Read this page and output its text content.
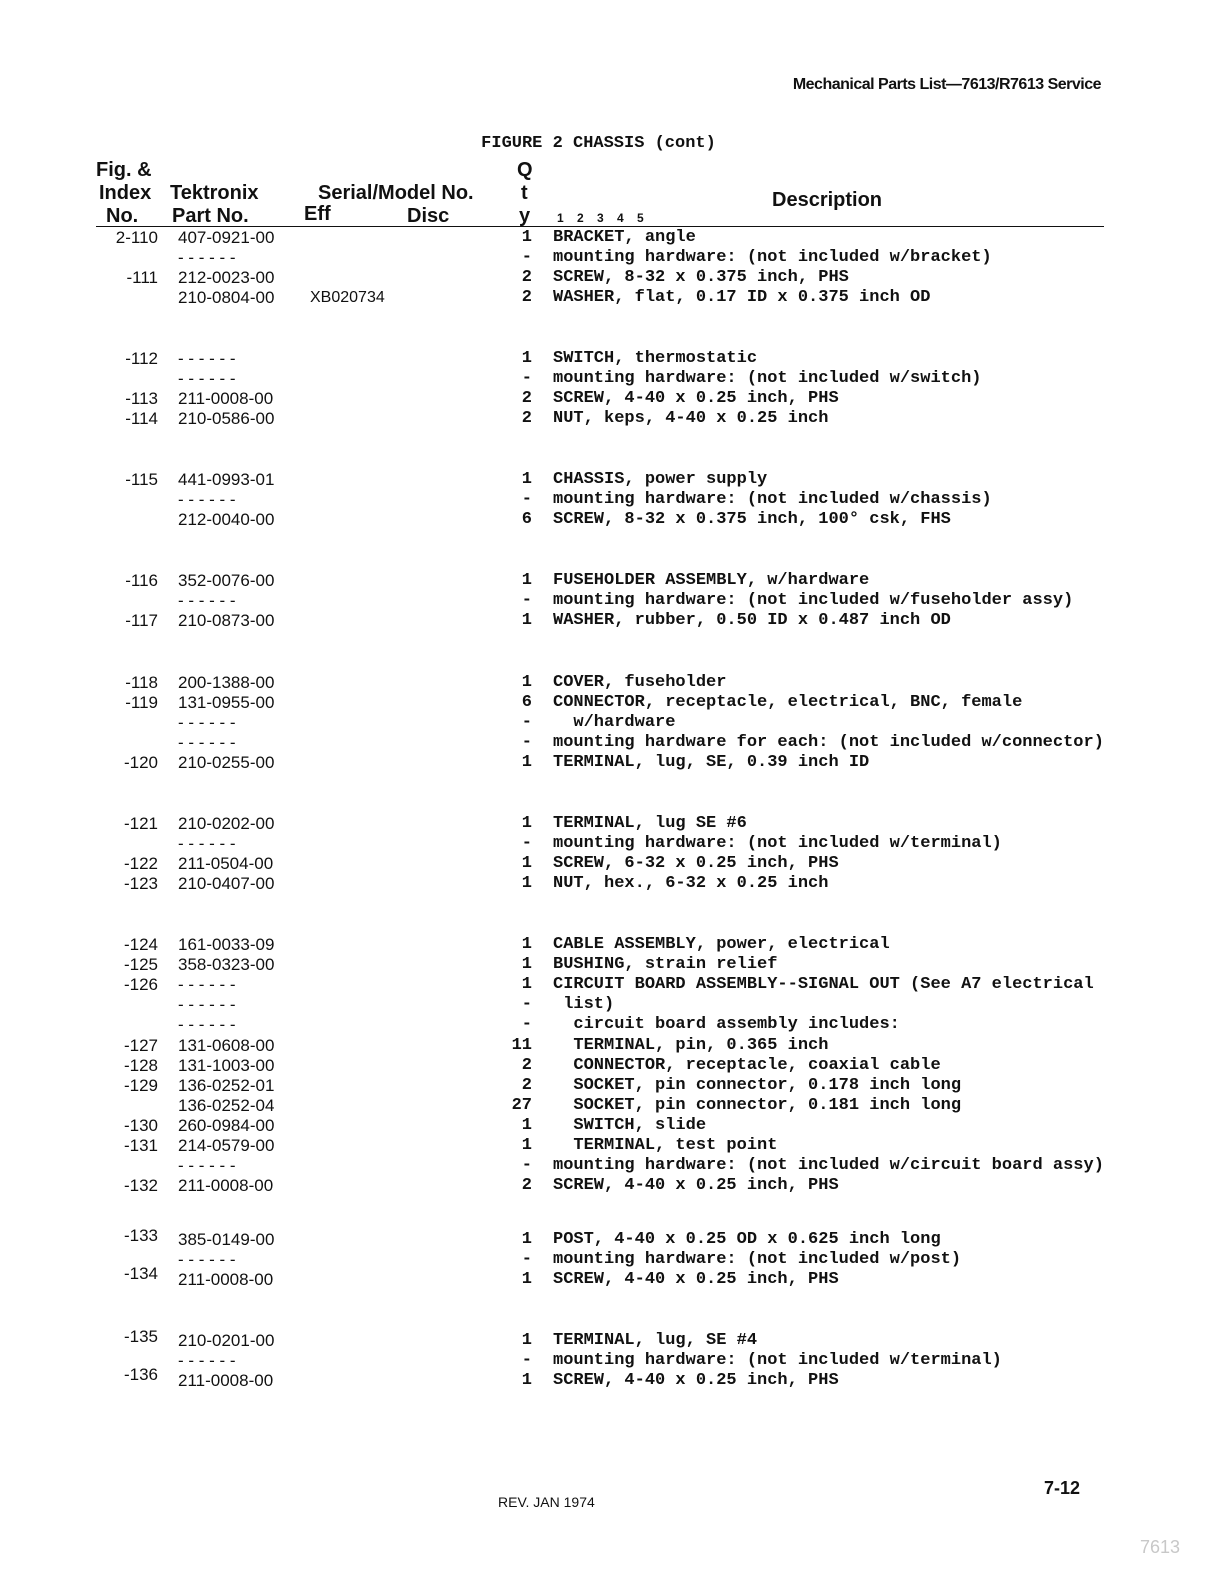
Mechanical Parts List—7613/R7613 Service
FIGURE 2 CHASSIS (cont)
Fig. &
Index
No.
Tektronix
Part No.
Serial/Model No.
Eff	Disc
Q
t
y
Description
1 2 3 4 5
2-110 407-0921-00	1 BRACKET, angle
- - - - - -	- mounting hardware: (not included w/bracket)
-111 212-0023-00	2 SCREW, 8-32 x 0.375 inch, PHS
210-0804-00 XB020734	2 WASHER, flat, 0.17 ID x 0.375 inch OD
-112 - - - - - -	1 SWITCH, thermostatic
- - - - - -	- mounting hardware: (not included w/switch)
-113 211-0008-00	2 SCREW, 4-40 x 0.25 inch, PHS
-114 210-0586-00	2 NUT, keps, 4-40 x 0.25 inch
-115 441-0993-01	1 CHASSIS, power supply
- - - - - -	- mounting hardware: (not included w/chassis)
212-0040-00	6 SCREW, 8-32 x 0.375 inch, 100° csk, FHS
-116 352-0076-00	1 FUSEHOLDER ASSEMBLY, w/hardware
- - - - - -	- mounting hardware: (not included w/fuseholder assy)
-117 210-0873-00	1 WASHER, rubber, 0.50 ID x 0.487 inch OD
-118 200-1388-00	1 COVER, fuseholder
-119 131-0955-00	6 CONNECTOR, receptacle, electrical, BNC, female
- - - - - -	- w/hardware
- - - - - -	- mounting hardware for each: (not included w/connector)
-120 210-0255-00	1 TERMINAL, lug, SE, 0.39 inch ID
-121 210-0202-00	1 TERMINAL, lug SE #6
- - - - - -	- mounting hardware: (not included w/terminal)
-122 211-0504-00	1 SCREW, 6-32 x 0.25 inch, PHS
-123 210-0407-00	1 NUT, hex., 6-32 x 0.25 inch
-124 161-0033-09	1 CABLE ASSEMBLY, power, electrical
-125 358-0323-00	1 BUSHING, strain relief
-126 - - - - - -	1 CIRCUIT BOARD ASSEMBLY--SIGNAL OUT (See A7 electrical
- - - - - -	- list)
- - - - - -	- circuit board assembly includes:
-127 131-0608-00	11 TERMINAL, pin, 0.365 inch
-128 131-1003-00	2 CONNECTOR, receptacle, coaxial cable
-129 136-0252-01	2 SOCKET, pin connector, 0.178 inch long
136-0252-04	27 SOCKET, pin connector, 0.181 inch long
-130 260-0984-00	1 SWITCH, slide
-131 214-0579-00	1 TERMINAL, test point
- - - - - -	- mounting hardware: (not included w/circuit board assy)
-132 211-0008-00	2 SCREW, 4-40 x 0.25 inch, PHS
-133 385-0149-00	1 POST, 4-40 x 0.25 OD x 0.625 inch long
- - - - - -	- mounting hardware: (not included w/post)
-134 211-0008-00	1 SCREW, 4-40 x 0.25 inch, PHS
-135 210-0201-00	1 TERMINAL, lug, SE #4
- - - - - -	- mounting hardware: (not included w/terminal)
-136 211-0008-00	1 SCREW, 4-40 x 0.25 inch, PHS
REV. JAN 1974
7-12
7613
++++++
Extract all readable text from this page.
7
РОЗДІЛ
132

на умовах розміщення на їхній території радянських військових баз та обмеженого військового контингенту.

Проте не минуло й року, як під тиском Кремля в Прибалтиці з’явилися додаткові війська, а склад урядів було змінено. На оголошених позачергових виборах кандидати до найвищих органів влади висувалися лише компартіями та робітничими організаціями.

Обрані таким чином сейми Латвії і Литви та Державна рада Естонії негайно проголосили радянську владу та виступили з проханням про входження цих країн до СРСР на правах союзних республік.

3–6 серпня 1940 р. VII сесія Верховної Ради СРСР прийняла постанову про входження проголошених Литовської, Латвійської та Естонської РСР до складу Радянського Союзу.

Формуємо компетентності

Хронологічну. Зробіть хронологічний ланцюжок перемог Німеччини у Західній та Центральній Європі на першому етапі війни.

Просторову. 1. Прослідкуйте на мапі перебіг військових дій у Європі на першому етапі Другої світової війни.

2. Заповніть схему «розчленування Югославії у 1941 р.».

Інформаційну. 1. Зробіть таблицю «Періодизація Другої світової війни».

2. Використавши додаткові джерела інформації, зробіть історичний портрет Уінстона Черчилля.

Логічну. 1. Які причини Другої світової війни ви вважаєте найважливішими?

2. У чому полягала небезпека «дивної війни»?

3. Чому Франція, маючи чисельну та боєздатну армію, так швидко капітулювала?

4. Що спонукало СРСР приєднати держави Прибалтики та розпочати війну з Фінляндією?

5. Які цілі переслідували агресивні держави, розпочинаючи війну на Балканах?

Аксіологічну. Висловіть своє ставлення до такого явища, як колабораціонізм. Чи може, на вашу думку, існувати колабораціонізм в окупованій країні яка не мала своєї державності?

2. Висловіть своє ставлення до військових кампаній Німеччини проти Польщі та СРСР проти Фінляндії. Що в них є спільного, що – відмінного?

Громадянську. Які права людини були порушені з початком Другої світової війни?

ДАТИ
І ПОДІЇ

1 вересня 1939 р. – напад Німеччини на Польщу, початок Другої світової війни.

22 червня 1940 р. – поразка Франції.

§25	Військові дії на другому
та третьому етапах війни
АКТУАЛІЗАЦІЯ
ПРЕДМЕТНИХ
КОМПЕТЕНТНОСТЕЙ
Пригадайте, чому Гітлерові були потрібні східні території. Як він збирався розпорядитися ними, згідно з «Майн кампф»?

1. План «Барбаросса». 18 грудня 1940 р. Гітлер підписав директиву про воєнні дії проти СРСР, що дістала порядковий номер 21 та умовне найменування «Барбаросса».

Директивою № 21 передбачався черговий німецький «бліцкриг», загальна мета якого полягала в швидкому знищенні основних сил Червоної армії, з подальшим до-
++++++
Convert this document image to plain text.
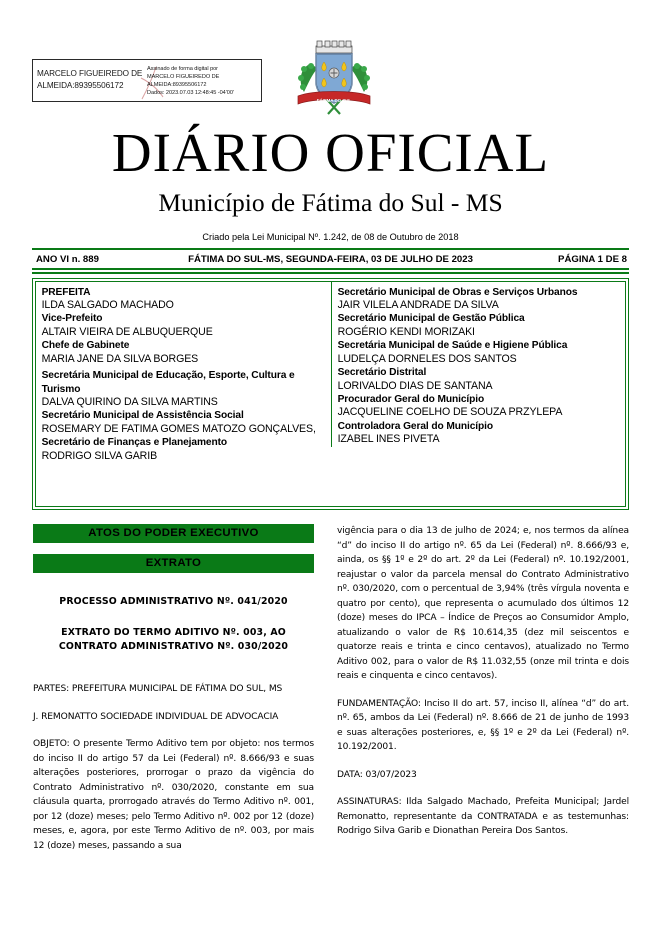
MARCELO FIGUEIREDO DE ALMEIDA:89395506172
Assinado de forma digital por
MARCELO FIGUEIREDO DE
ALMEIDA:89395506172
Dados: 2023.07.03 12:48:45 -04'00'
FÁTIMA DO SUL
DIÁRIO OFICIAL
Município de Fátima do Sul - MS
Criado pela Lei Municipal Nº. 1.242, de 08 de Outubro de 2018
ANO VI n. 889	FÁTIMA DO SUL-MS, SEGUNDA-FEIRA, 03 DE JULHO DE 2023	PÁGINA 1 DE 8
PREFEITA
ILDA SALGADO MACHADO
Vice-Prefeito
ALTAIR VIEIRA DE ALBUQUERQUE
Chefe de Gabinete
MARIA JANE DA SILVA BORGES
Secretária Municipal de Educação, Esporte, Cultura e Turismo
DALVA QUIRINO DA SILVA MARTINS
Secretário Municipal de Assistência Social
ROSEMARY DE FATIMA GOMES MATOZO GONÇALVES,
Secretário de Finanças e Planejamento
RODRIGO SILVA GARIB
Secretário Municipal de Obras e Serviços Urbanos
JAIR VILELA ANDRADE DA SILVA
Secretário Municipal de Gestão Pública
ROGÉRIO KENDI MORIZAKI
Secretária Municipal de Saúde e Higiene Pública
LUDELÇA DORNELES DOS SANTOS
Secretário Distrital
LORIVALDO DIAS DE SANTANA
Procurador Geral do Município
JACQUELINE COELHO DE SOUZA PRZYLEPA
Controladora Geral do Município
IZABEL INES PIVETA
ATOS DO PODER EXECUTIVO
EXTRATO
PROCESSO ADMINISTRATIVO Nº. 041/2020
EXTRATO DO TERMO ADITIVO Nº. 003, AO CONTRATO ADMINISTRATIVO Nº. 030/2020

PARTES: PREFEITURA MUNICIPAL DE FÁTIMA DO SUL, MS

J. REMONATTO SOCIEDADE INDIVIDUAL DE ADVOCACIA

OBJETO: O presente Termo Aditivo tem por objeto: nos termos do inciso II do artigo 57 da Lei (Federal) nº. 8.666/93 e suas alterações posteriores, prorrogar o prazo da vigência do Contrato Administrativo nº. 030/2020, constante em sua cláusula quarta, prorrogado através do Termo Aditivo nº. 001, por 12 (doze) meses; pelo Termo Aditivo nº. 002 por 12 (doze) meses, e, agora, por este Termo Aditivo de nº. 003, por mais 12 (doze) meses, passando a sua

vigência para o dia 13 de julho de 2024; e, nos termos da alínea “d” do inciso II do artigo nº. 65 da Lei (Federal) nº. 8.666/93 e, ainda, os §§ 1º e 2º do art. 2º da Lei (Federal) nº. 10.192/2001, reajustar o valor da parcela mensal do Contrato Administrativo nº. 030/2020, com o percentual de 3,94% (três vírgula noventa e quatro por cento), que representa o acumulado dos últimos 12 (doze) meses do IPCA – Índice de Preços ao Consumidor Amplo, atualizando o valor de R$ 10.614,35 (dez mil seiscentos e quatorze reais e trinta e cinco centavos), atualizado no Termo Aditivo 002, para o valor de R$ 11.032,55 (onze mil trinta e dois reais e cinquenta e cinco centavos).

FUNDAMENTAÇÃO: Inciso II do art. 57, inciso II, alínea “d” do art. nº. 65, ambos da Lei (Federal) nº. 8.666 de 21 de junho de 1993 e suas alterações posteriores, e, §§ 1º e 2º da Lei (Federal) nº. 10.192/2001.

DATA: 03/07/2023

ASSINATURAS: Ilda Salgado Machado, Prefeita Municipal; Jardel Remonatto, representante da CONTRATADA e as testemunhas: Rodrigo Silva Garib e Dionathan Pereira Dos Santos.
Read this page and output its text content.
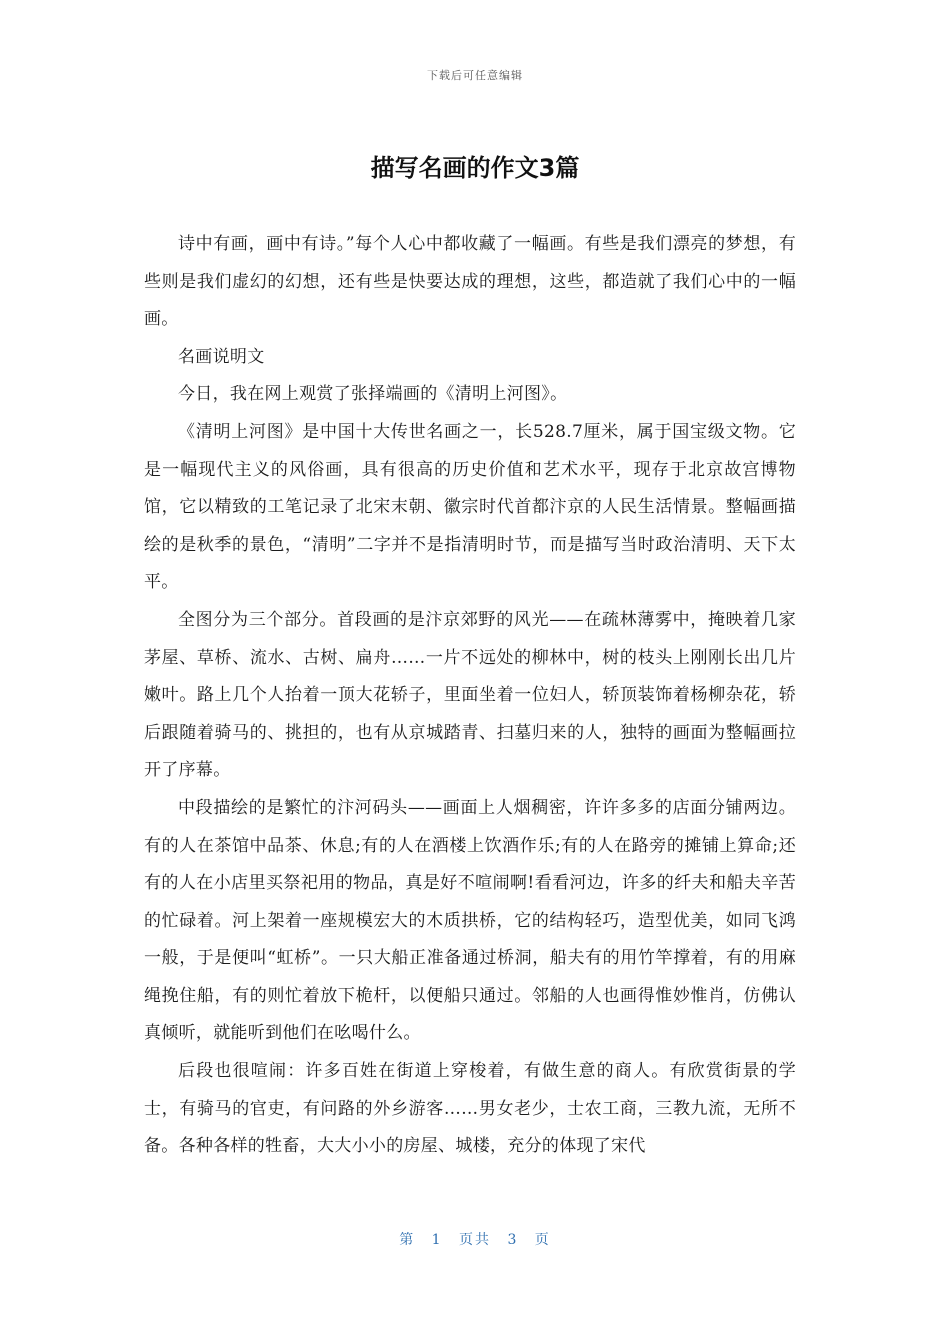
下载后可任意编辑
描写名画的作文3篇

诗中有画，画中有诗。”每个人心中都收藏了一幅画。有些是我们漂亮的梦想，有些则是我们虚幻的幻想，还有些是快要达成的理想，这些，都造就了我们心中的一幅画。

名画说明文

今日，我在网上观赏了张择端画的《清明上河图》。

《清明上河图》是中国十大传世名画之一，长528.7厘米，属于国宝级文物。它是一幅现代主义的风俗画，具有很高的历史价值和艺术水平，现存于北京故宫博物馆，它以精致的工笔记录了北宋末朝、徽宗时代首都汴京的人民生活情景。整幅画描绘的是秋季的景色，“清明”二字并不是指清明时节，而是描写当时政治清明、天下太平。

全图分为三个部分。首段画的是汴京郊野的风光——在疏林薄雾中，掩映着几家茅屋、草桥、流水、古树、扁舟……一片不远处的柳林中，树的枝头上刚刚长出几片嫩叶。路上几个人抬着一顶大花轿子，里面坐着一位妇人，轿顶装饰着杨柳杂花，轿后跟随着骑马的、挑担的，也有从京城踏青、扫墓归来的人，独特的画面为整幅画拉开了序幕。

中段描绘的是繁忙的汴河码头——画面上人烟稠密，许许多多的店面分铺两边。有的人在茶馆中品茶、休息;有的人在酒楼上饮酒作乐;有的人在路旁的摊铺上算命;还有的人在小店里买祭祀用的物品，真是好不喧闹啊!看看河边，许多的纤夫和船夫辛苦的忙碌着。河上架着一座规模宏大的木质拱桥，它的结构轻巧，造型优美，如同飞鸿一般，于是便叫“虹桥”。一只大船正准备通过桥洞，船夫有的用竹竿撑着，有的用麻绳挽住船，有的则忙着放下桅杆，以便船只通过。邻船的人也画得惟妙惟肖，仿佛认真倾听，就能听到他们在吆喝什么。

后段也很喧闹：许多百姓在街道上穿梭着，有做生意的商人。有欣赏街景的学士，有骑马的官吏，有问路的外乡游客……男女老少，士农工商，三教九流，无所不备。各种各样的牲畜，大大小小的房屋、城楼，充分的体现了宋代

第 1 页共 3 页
++++++
**To be done**. Filter the listing above for the string "були" and copy every matching line.

**The completed task**.
Громадянську. Які права людини були порушені з початком Другої світової війни?
Пригадайте, чому Гітлерові були потрібні східні території. Як він збирався розпорядитися ними, згідно з «Майн кампф»?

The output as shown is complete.